> [What you will do]
Write out each record below exactly as it appears, with no pictures.

> [Data extract]
□ □ □ □

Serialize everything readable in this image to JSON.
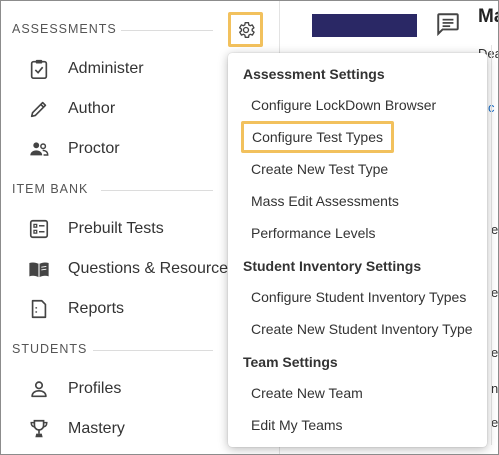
{
  "sidebar": {
    "sections": [
      {
        "title": "ASSESSMENTS",
        "items": [
          {
            "label": "Administer",
            "icon": "clipboard-check-icon"
          },
          {
            "label": "Author",
            "icon": "pencil-icon"
          },
          {
            "label": "Proctor",
            "icon": "people-icon"
          }
        ]
      },
      {
        "title": "ITEM BANK",
        "items": [
          {
            "label": "Prebuilt Tests",
            "icon": "checklist-icon"
          },
          {
            "label": "Questions & Resources",
            "icon": "open-book-icon"
          },
          {
            "label": "Reports",
            "icon": "report-document-icon"
          }
        ]
      },
      {
        "title": "STUDENTS",
        "items": [
          {
            "label": "Profiles",
            "icon": "person-icon"
          },
          {
            "label": "Mastery",
            "icon": "trophy-icon"
          }
        ]
      }
    ]
  },
  "settings_menu": {
    "groups": [
      {
        "heading": "Assessment Settings",
        "items": [
          "Configure LockDown Browser",
          "Configure Test Types",
          "Create New Test Type",
          "Mass Edit Assessments",
          "Performance Levels"
        ]
      },
      {
        "heading": "Student Inventory Settings",
        "items": [
          "Configure Student Inventory Types",
          "Create New Student Inventory Type"
        ]
      },
      {
        "heading": "Team Settings",
        "items": [
          "Create New Team",
          "Edit My Teams"
        ]
      }
    ],
    "highlighted_item": "Configure Test Types"
  },
  "right_pane": {
    "title_fragment": "Ma",
    "fragments": [
      "Dea",
      "c",
      "e",
      "e",
      "e",
      "n",
      "e"
    ]
  },
  "colors": {
    "highlight": "#f2c15d",
    "header_bar": "#2a2865",
    "link": "#1a6fc9"
  }
}
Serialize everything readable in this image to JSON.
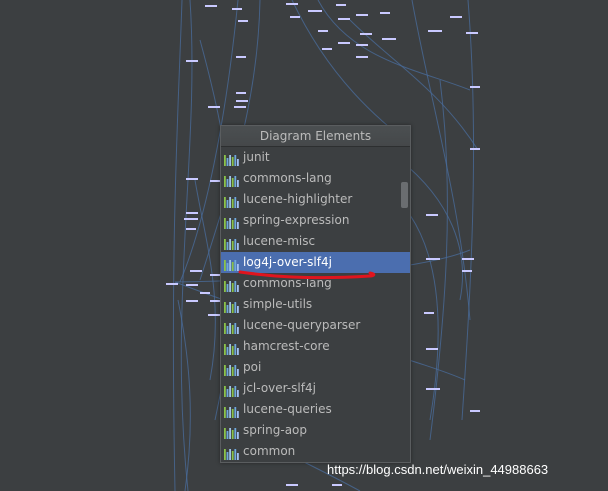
{
  "popup": {
    "title": "Diagram Elements",
    "selected_index": 5,
    "items": [
      {
        "label": "junit"
      },
      {
        "label": "commons-lang"
      },
      {
        "label": "lucene-highlighter"
      },
      {
        "label": "spring-expression"
      },
      {
        "label": "lucene-misc"
      },
      {
        "label": "log4j-over-slf4j"
      },
      {
        "label": "commons-lang"
      },
      {
        "label": "simple-utils"
      },
      {
        "label": "lucene-queryparser"
      },
      {
        "label": "hamcrest-core"
      },
      {
        "label": "poi"
      },
      {
        "label": "jcl-over-slf4j"
      },
      {
        "label": "lucene-queries"
      },
      {
        "label": "spring-aop"
      },
      {
        "label": "common"
      }
    ]
  },
  "watermark": "https://blog.csdn.net/weixin_44988663",
  "colors": {
    "background": "#3c3f41",
    "selection": "#4b6eaf",
    "edge_line": "#4a6e9e",
    "node": "#c9c9ff",
    "annotation": "#e0141e"
  }
}
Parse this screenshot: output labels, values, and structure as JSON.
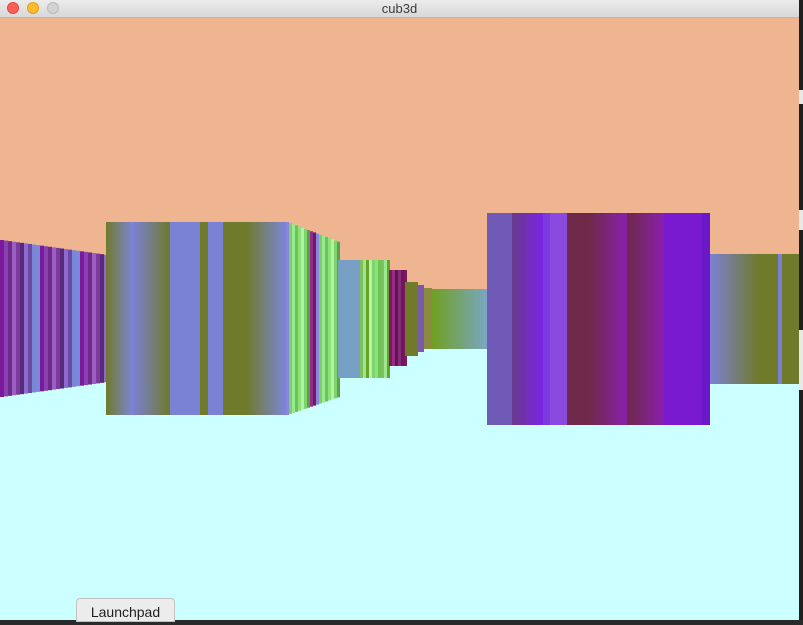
{
  "window": {
    "title": "cub3d"
  },
  "scene": {
    "ceiling_color": "#efb591",
    "floor_color": "#ccffff"
  },
  "dock": {
    "tooltip_label": "Launchpad"
  }
}
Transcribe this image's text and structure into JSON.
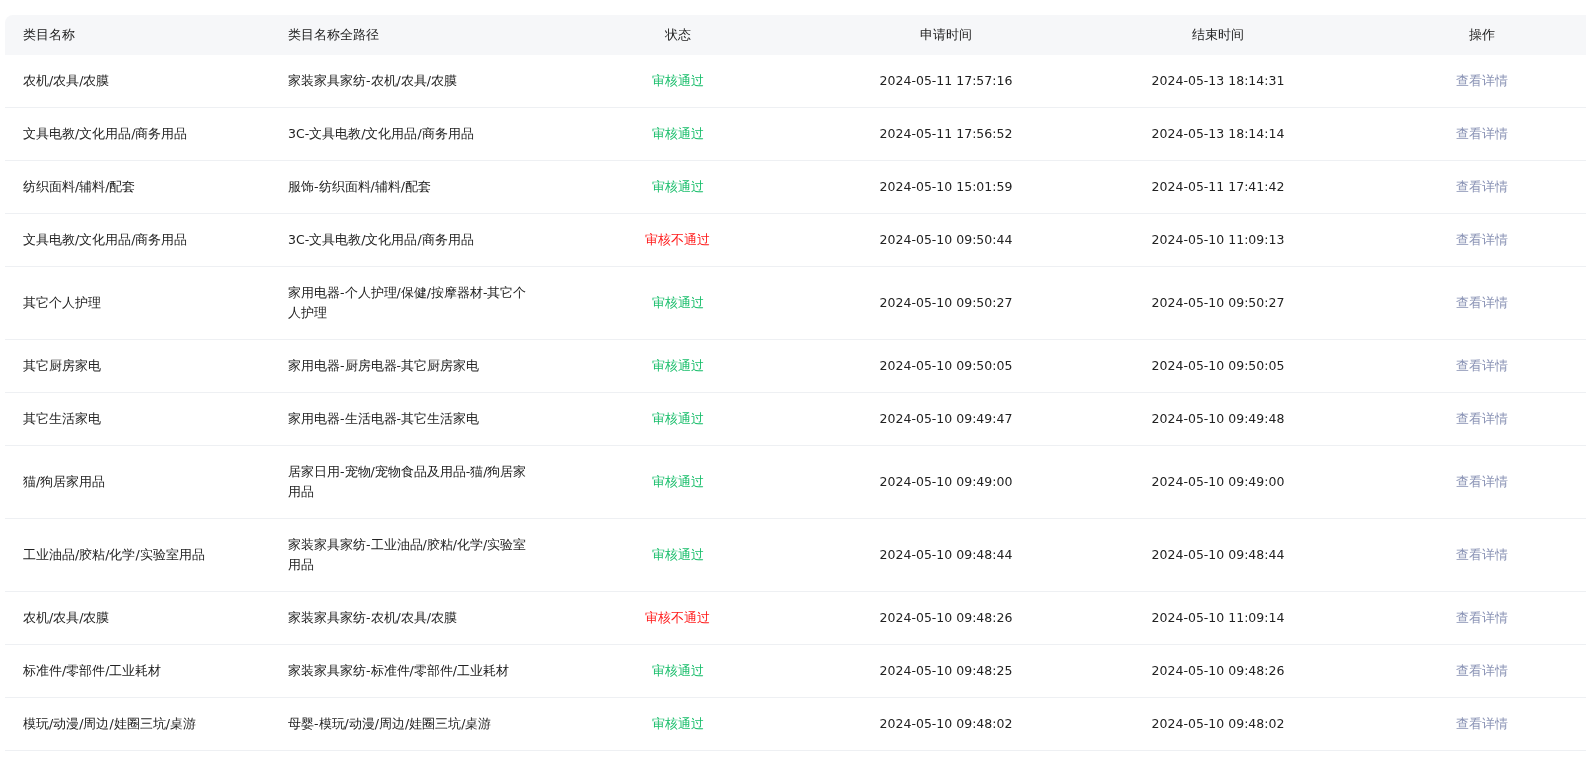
{
  "table": {
    "columns": [
      "类目名称",
      "类目名称全路径",
      "状态",
      "申请时间",
      "结束时间",
      "操作"
    ],
    "rows": [
      {
        "name": "农机/农具/农膜",
        "path": "家装家具家纺-农机/农具/农膜",
        "status": {
          "text": "审核通过",
          "kind": "approved"
        },
        "applied": "2024-05-11 17:57:16",
        "ended": "2024-05-13 18:14:31",
        "action": "查看详情"
      },
      {
        "name": "文具电教/文化用品/商务用品",
        "path": "3C-文具电教/文化用品/商务用品",
        "status": {
          "text": "审核通过",
          "kind": "approved"
        },
        "applied": "2024-05-11 17:56:52",
        "ended": "2024-05-13 18:14:14",
        "action": "查看详情"
      },
      {
        "name": "纺织面料/辅料/配套",
        "path": "服饰-纺织面料/辅料/配套",
        "status": {
          "text": "审核通过",
          "kind": "approved"
        },
        "applied": "2024-05-10 15:01:59",
        "ended": "2024-05-11 17:41:42",
        "action": "查看详情"
      },
      {
        "name": "文具电教/文化用品/商务用品",
        "path": "3C-文具电教/文化用品/商务用品",
        "status": {
          "text": "审核不通过",
          "kind": "rejected"
        },
        "applied": "2024-05-10 09:50:44",
        "ended": "2024-05-10 11:09:13",
        "action": "查看详情"
      },
      {
        "name": "其它个人护理",
        "path": "家用电器-个人护理/保健/按摩器材-其它个人护理",
        "status": {
          "text": "审核通过",
          "kind": "approved"
        },
        "applied": "2024-05-10 09:50:27",
        "ended": "2024-05-10 09:50:27",
        "action": "查看详情"
      },
      {
        "name": "其它厨房家电",
        "path": "家用电器-厨房电器-其它厨房家电",
        "status": {
          "text": "审核通过",
          "kind": "approved"
        },
        "applied": "2024-05-10 09:50:05",
        "ended": "2024-05-10 09:50:05",
        "action": "查看详情"
      },
      {
        "name": "其它生活家电",
        "path": "家用电器-生活电器-其它生活家电",
        "status": {
          "text": "审核通过",
          "kind": "approved"
        },
        "applied": "2024-05-10 09:49:47",
        "ended": "2024-05-10 09:49:48",
        "action": "查看详情"
      },
      {
        "name": "猫/狗居家用品",
        "path": "居家日用-宠物/宠物食品及用品-猫/狗居家用品",
        "status": {
          "text": "审核通过",
          "kind": "approved"
        },
        "applied": "2024-05-10 09:49:00",
        "ended": "2024-05-10 09:49:00",
        "action": "查看详情"
      },
      {
        "name": "工业油品/胶粘/化学/实验室用品",
        "path": "家装家具家纺-工业油品/胶粘/化学/实验室用品",
        "status": {
          "text": "审核通过",
          "kind": "approved"
        },
        "applied": "2024-05-10 09:48:44",
        "ended": "2024-05-10 09:48:44",
        "action": "查看详情"
      },
      {
        "name": "农机/农具/农膜",
        "path": "家装家具家纺-农机/农具/农膜",
        "status": {
          "text": "审核不通过",
          "kind": "rejected"
        },
        "applied": "2024-05-10 09:48:26",
        "ended": "2024-05-10 11:09:14",
        "action": "查看详情"
      },
      {
        "name": "标准件/零部件/工业耗材",
        "path": "家装家具家纺-标准件/零部件/工业耗材",
        "status": {
          "text": "审核通过",
          "kind": "approved"
        },
        "applied": "2024-05-10 09:48:25",
        "ended": "2024-05-10 09:48:26",
        "action": "查看详情"
      },
      {
        "name": "模玩/动漫/周边/娃圈三坑/桌游",
        "path": "母婴-模玩/动漫/周边/娃圈三坑/桌游",
        "status": {
          "text": "审核通过",
          "kind": "approved"
        },
        "applied": "2024-05-10 09:48:02",
        "ended": "2024-05-10 09:48:02",
        "action": "查看详情"
      }
    ]
  }
}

□ □ □ □

> [The answer]
Serialize everything readable in this image to JSON.
{
  "sidebar": {
    "sections": [
      {
        "title": "ASSESSMENTS",
        "items": [
          {
            "label": "Administer",
            "icon": "clipboard-check-icon"
          },
          {
            "label": "Author",
            "icon": "pencil-icon"
          },
          {
            "label": "Proctor",
            "icon": "people-icon"
          }
        ]
      },
      {
        "title": "ITEM BANK",
        "items": [
          {
            "label": "Prebuilt Tests",
            "icon": "checklist-icon"
          },
          {
            "label": "Questions & Resources",
            "icon": "open-book-icon"
          },
          {
            "label": "Reports",
            "icon": "report-document-icon"
          }
        ]
      },
      {
        "title": "STUDENTS",
        "items": [
          {
            "label": "Profiles",
            "icon": "person-icon"
          },
          {
            "label": "Mastery",
            "icon": "trophy-icon"
          }
        ]
      }
    ]
  },
  "settings_menu": {
    "groups": [
      {
        "heading": "Assessment Settings",
        "items": [
          "Configure LockDown Browser",
          "Configure Test Types",
          "Create New Test Type",
          "Mass Edit Assessments",
          "Performance Levels"
        ]
      },
      {
        "heading": "Student Inventory Settings",
        "items": [
          "Configure Student Inventory Types",
          "Create New Student Inventory Type"
        ]
      },
      {
        "heading": "Team Settings",
        "items": [
          "Create New Team",
          "Edit My Teams"
        ]
      }
    ],
    "highlighted_item": "Configure Test Types"
  },
  "right_pane": {
    "title_fragment": "Ma",
    "fragments": [
      "Dea",
      "c",
      "e",
      "e",
      "e",
      "n",
      "e"
    ]
  },
  "colors": {
    "highlight": "#f2c15d",
    "header_bar": "#2a2865",
    "link": "#1a6fc9"
  }
}
Serialize everything readable in this image to JSON.
{
  "popup": {
    "title": "Diagram Elements",
    "selected_index": 5,
    "items": [
      {
        "label": "junit"
      },
      {
        "label": "commons-lang"
      },
      {
        "label": "lucene-highlighter"
      },
      {
        "label": "spring-expression"
      },
      {
        "label": "lucene-misc"
      },
      {
        "label": "log4j-over-slf4j"
      },
      {
        "label": "commons-lang"
      },
      {
        "label": "simple-utils"
      },
      {
        "label": "lucene-queryparser"
      },
      {
        "label": "hamcrest-core"
      },
      {
        "label": "poi"
      },
      {
        "label": "jcl-over-slf4j"
      },
      {
        "label": "lucene-queries"
      },
      {
        "label": "spring-aop"
      },
      {
        "label": "common"
      }
    ]
  },
  "watermark": "https://blog.csdn.net/weixin_44988663",
  "colors": {
    "background": "#3c3f41",
    "selection": "#4b6eaf",
    "edge_line": "#4a6e9e",
    "node": "#c9c9ff",
    "annotation": "#e0141e"
  }
}
Parse this screenshot: output labels, values, and structure as JSON.
{
  "window": {
    "title": "cub3d"
  },
  "scene": {
    "ceiling_color": "#efb591",
    "floor_color": "#ccffff"
  },
  "dock": {
    "tooltip_label": "Launchpad"
  }
}
Transcribe this image's text and structure into JSON.
{
  "table": {
    "columns": [
      "类目名称",
      "类目名称全路径",
      "状态",
      "申请时间",
      "结束时间",
      "操作"
    ],
    "rows": [
      {
        "name": "农机/农具/农膜",
        "path": "家装家具家纺-农机/农具/农膜",
        "status": {
          "text": "审核通过",
          "kind": "approved"
        },
        "applied": "2024-05-11 17:57:16",
        "ended": "2024-05-13 18:14:31",
        "action": "查看详情"
      },
      {
        "name": "文具电教/文化用品/商务用品",
        "path": "3C-文具电教/文化用品/商务用品",
        "status": {
          "text": "审核通过",
          "kind": "approved"
        },
        "applied": "2024-05-11 17:56:52",
        "ended": "2024-05-13 18:14:14",
        "action": "查看详情"
      },
      {
        "name": "纺织面料/辅料/配套",
        "path": "服饰-纺织面料/辅料/配套",
        "status": {
          "text": "审核通过",
          "kind": "approved"
        },
        "applied": "2024-05-10 15:01:59",
        "ended": "2024-05-11 17:41:42",
        "action": "查看详情"
      },
      {
        "name": "文具电教/文化用品/商务用品",
        "path": "3C-文具电教/文化用品/商务用品",
        "status": {
          "text": "审核不通过",
          "kind": "rejected"
        },
        "applied": "2024-05-10 09:50:44",
        "ended": "2024-05-10 11:09:13",
        "action": "查看详情"
      },
      {
        "name": "其它个人护理",
        "path": "家用电器-个人护理/保健/按摩器材-其它个人护理",
        "status": {
          "text": "审核通过",
          "kind": "approved"
        },
        "applied": "2024-05-10 09:50:27",
        "ended": "2024-05-10 09:50:27",
        "action": "查看详情"
      },
      {
        "name": "其它厨房家电",
        "path": "家用电器-厨房电器-其它厨房家电",
        "status": {
          "text": "审核通过",
          "kind": "approved"
        },
        "applied": "2024-05-10 09:50:05",
        "ended": "2024-05-10 09:50:05",
        "action": "查看详情"
      },
      {
        "name": "其它生活家电",
        "path": "家用电器-生活电器-其它生活家电",
        "status": {
          "text": "审核通过",
          "kind": "approved"
        },
        "applied": "2024-05-10 09:49:47",
        "ended": "2024-05-10 09:49:48",
        "action": "查看详情"
      },
      {
        "name": "猫/狗居家用品",
        "path": "居家日用-宠物/宠物食品及用品-猫/狗居家用品",
        "status": {
          "text": "审核通过",
          "kind": "approved"
        },
        "applied": "2024-05-10 09:49:00",
        "ended": "2024-05-10 09:49:00",
        "action": "查看详情"
      },
      {
        "name": "工业油品/胶粘/化学/实验室用品",
        "path": "家装家具家纺-工业油品/胶粘/化学/实验室用品",
        "status": {
          "text": "审核通过",
          "kind": "approved"
        },
        "applied": "2024-05-10 09:48:44",
        "ended": "2024-05-10 09:48:44",
        "action": "查看详情"
      },
      {
        "name": "农机/农具/农膜",
        "path": "家装家具家纺-农机/农具/农膜",
        "status": {
          "text": "审核不通过",
          "kind": "rejected"
        },
        "applied": "2024-05-10 09:48:26",
        "ended": "2024-05-10 11:09:14",
        "action": "查看详情"
      },
      {
        "name": "标准件/零部件/工业耗材",
        "path": "家装家具家纺-标准件/零部件/工业耗材",
        "status": {
          "text": "审核通过",
          "kind": "approved"
        },
        "applied": "2024-05-10 09:48:25",
        "ended": "2024-05-10 09:48:26",
        "action": "查看详情"
      },
      {
        "name": "模玩/动漫/周边/娃圈三坑/桌游",
        "path": "母婴-模玩/动漫/周边/娃圈三坑/桌游",
        "status": {
          "text": "审核通过",
          "kind": "approved"
        },
        "applied": "2024-05-10 09:48:02",
        "ended": "2024-05-10 09:48:02",
        "action": "查看详情"
      }
    ]
  }
}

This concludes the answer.